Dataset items
====

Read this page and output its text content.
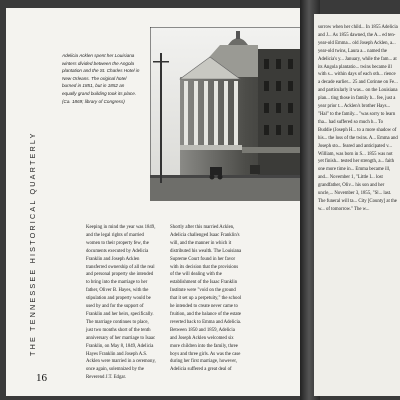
THE TENNESSEE HISTORICAL QUARTERLY
16

Adelicia Acklen spent her Louisiana winters divided between the Angola plantation and the St. Charles Hotel in New Orleans. The original hotel burned in 1851, but in 1852 an equally grand building took its place. (Ca. 1869; library of Congress)

Keeping in mind the year was 1849, and the legal rights of married women to their property few, the documents executed by Adelicia Franklin and Joseph Acklen transferred ownership of all the real and personal property she intended to bring into the marriage to her father, Oliver B. Hayes, with the stipulation and property would be used by and for the support of Franklin and her heirs, specifically. The marriage continues to place, just two months short of the tenth anniversary of her marriage to Isaac Franklin, on May 8, 1849, Adelicia Hayes Franklin and Joseph A.S. Acklen were married in a ceremony, once again, solemnized by the Reverend J.T. Edgar.

Shortly after this married Acklen, Adelicia challenged Isaac Franklin's will, and the manner in which it distributed his wealth. The Louisiana Supreme Court found in her favor with its decision that the provisions of the will dealing with the establishment of the Isaac Franklin Institute were "void on the ground that it set up a perpetuity," the school he intended to create never came to fruition, and the balance of the estate reverted back to Emma and Adelicia. Between 1850 and 1859, Adelicia and Joseph Acklen welcomed six more children into the family, three boys and three girls. As was the case during her first marriage, however, Adelicia suffered a great deal of

sorrow when her child... In 1855 Adelicia and J... As 1855 dawned, the A... ed ten-year-old Emma... old Joseph Acklen, a... year-old twins, Laura a... named the Adelicia's y... January, while the fam... at its Angola plantatio... twins became ill with s... within days of each oth... rience a decade earlier... 25 and Corinne on Fe... and particularly it was... on the Louisiana plan... ting those in family b... fee, just a year prior t... Acklen's brother Hays... "Hal" to the family... "was sorry to learn tha... had suffered so much b... To Buddie (Joseph H... to a more shadow of his... the loss of the twins. A... Emma and Joseph sto... feared and anticipated v... William, was born in S... 1855 was not yet finish... tested her strength, a... faith one more time in... Emma became ill, and... November 1, "Little I... lost grandfather, Oliv... his son and her uncle,... November 3, 1855, "Sl... last. The funeral will ta... City [County] at the w... of tomorrow." The w...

====

Task prompt
Point out every line holding the string "place" and copy it.

Task response
Adelicia Acklen spent her Louisiana winters divided between the Angola plantation and the St. Charles Hotel in New Orleans. The original hotel burned in 1851, but in 1852 an equally grand building took its place. (Ca. 1869; library of Congress)
Keeping in mind the year was 1849, and the legal rights of married women to their property few, the documents executed by Adelicia Franklin and Joseph Acklen transferred ownership of all the real and personal property she intended to bring into the marriage to her father, Oliver B. Hayes, with the stipulation and property would be used by and for the support of Franklin and her heirs, specifically. The marriage continues to place, just two months short of the tenth anniversary of her marriage to Isaac Franklin, on May 8, 1849, Adelicia Hayes Franklin and Joseph A.S. Acklen were married in a ceremony, once again, solemnized by the Reverend J.T. Edgar.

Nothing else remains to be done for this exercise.